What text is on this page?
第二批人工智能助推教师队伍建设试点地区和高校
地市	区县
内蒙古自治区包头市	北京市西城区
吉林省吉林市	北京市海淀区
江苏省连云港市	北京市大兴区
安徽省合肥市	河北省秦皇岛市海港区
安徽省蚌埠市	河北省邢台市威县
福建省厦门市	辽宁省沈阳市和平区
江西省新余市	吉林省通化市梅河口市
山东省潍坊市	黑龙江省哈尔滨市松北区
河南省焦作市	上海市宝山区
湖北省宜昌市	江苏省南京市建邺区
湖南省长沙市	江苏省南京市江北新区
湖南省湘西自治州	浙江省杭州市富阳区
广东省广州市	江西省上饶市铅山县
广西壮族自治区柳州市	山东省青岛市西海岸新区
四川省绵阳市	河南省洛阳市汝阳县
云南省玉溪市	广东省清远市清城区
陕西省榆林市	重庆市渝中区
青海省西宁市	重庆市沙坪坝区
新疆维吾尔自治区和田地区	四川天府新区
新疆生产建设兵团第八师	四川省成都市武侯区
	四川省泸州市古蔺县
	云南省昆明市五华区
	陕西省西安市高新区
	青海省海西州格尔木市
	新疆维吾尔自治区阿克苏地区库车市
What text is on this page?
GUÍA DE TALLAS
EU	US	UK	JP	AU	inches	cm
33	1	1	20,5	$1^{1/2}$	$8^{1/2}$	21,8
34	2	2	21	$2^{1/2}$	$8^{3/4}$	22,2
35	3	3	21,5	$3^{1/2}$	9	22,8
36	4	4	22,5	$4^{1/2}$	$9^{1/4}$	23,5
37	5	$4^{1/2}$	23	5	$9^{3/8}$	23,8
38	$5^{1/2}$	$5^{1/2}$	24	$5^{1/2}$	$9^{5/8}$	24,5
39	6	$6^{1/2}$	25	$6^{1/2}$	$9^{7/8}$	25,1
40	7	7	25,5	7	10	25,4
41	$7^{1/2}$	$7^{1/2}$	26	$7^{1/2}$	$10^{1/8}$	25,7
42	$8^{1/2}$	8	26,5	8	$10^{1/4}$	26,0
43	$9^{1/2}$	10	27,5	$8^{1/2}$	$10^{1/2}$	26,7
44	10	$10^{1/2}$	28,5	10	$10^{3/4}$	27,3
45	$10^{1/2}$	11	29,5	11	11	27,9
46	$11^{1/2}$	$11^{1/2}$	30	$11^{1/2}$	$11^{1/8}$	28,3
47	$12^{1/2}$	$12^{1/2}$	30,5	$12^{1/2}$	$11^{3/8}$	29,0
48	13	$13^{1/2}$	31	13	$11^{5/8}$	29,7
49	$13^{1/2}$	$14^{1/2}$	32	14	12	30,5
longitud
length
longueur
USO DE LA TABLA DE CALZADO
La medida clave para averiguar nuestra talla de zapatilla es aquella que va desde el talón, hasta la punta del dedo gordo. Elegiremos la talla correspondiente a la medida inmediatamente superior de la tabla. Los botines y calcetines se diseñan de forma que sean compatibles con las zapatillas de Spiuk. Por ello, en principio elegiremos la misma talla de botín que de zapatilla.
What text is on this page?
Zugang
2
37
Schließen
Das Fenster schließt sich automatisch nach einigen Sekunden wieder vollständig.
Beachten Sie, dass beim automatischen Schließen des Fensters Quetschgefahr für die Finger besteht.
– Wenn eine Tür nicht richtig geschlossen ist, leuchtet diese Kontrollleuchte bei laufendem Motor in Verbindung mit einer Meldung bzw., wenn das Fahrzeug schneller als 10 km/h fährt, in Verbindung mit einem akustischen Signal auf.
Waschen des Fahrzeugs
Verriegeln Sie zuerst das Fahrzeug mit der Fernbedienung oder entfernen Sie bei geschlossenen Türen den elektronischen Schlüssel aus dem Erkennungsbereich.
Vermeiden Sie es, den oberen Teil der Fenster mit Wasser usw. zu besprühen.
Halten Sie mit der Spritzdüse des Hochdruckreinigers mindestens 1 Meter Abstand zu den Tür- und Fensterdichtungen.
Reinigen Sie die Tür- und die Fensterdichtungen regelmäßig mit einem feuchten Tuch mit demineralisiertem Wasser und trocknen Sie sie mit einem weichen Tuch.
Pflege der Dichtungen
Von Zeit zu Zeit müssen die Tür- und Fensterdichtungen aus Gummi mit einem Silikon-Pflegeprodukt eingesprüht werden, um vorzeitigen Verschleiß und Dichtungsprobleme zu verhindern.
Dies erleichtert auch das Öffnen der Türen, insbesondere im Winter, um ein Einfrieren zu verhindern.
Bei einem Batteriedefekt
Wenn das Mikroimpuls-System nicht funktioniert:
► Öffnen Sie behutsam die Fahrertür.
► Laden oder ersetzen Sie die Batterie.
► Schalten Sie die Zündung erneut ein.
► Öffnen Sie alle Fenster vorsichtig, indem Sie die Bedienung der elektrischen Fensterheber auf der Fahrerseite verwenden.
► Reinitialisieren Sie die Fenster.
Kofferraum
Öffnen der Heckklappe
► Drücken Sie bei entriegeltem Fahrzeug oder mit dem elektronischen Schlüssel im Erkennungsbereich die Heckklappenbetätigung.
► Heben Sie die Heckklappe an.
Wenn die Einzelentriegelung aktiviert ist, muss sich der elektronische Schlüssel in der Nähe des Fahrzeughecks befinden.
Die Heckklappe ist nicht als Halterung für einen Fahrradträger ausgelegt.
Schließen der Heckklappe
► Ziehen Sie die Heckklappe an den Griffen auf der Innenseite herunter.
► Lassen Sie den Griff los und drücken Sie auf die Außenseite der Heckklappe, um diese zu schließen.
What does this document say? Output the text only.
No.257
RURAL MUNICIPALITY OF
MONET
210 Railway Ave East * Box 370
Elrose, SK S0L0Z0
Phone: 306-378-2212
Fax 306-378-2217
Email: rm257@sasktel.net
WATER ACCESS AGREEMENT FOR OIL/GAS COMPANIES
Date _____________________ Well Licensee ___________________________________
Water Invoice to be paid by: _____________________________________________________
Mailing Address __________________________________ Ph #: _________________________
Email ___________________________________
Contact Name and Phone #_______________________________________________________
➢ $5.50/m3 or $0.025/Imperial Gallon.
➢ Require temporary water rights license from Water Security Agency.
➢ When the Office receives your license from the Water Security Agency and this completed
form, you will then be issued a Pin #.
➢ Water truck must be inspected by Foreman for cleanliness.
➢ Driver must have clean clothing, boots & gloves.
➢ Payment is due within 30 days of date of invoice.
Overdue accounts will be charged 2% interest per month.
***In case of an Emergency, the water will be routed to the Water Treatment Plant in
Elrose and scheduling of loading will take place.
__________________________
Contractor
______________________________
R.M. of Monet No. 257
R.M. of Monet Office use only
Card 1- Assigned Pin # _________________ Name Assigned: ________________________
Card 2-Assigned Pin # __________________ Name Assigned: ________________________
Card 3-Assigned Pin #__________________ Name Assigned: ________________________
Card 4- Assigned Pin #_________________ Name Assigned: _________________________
------------------------------------------------------------
### Given task
Go over the records above line by line and count those holding the word "Wenn". Reply only with the number.

### Task output
3